## What to do:
In the records below, work out how many lines hold the word "объеме". Report the number alone.
========================
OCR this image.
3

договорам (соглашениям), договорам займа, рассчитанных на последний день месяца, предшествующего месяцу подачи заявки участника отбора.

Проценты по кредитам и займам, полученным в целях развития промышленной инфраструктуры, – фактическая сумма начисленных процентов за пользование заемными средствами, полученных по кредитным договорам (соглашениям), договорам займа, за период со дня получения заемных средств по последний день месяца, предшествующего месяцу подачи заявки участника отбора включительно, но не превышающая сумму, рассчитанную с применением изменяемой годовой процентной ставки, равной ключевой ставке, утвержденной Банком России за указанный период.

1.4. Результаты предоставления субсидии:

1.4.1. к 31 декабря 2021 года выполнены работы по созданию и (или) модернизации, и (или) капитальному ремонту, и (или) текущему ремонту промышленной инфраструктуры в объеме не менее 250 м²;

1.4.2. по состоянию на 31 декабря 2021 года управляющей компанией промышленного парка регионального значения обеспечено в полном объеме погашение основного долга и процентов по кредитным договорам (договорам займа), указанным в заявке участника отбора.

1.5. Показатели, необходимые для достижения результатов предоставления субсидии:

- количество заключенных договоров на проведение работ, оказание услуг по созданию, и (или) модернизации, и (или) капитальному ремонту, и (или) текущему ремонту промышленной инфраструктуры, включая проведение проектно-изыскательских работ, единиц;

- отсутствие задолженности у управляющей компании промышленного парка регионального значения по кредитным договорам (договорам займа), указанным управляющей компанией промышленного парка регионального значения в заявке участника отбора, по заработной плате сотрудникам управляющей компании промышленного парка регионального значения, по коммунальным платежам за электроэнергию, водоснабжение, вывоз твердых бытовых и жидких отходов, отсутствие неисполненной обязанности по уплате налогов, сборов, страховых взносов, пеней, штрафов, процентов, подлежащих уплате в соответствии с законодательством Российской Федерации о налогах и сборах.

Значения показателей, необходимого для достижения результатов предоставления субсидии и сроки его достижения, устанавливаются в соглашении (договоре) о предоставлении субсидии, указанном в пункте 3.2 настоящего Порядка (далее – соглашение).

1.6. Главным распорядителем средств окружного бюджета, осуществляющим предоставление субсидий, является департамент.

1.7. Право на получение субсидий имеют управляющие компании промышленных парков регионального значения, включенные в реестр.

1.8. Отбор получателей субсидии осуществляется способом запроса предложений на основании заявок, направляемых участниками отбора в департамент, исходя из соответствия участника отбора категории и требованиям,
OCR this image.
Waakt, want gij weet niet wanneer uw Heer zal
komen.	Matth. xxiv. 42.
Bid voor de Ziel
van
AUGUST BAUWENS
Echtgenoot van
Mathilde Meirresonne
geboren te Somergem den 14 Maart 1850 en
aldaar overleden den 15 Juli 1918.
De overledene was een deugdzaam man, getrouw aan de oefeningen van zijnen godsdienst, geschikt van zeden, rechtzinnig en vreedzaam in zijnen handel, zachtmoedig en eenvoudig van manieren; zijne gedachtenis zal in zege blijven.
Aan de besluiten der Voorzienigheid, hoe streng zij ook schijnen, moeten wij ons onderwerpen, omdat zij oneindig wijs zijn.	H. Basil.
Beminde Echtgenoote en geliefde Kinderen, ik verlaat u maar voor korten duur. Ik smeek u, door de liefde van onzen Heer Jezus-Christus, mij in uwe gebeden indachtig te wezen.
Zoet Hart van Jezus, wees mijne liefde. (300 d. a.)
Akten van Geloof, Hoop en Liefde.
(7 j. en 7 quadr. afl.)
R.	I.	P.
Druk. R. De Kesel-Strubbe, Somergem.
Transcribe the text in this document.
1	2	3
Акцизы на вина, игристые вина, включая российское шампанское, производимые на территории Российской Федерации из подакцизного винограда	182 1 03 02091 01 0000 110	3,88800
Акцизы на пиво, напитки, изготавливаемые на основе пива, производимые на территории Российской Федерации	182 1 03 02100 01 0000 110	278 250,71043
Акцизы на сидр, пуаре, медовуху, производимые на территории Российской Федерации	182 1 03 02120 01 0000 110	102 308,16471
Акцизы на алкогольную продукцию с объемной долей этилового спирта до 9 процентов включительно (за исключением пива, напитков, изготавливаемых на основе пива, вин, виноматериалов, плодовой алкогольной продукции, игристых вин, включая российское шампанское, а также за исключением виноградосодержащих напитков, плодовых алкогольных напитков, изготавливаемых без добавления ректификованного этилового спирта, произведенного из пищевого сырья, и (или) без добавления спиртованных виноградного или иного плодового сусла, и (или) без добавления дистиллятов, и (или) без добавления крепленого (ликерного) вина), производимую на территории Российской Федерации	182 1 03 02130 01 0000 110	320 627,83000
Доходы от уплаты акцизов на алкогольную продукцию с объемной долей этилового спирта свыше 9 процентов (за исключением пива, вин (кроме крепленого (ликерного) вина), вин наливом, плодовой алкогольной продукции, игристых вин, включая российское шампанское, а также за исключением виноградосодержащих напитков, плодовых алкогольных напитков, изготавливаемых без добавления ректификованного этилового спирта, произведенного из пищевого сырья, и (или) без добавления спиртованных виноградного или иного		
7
========================
## In response:
2